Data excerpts
########################################
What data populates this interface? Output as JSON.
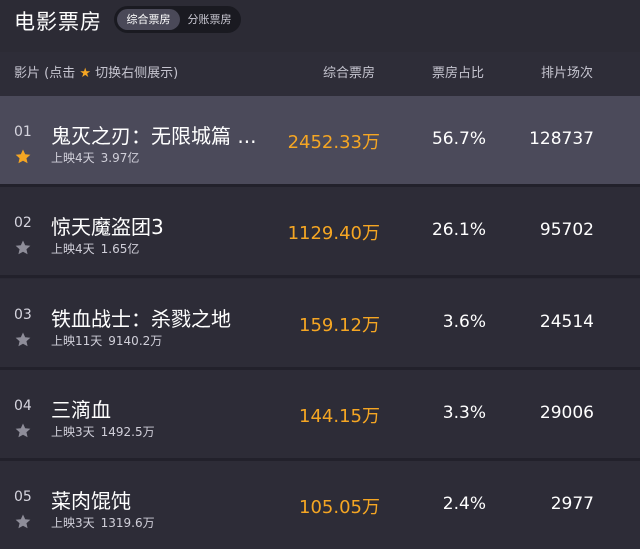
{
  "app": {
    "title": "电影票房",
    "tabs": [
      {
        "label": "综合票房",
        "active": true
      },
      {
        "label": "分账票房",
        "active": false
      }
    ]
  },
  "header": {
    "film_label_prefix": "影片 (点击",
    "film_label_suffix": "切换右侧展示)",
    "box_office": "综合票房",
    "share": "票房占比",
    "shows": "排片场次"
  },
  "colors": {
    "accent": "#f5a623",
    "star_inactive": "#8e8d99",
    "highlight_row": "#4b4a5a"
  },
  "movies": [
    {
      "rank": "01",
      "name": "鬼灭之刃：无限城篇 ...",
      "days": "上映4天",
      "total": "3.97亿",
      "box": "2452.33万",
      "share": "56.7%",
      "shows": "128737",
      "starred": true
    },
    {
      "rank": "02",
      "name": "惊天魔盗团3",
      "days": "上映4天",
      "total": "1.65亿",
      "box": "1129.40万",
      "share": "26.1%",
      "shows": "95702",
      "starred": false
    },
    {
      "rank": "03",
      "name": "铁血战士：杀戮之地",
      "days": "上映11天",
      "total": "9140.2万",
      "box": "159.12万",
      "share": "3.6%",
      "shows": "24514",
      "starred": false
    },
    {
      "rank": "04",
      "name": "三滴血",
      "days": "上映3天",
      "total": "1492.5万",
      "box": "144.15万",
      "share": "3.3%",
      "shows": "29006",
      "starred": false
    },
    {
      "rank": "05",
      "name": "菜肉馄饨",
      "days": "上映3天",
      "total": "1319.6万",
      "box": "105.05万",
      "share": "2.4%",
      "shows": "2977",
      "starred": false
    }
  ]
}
########################################
Short exercise> Only the number is needed here: how many lines of the records contain "name"?

Expected answer> 5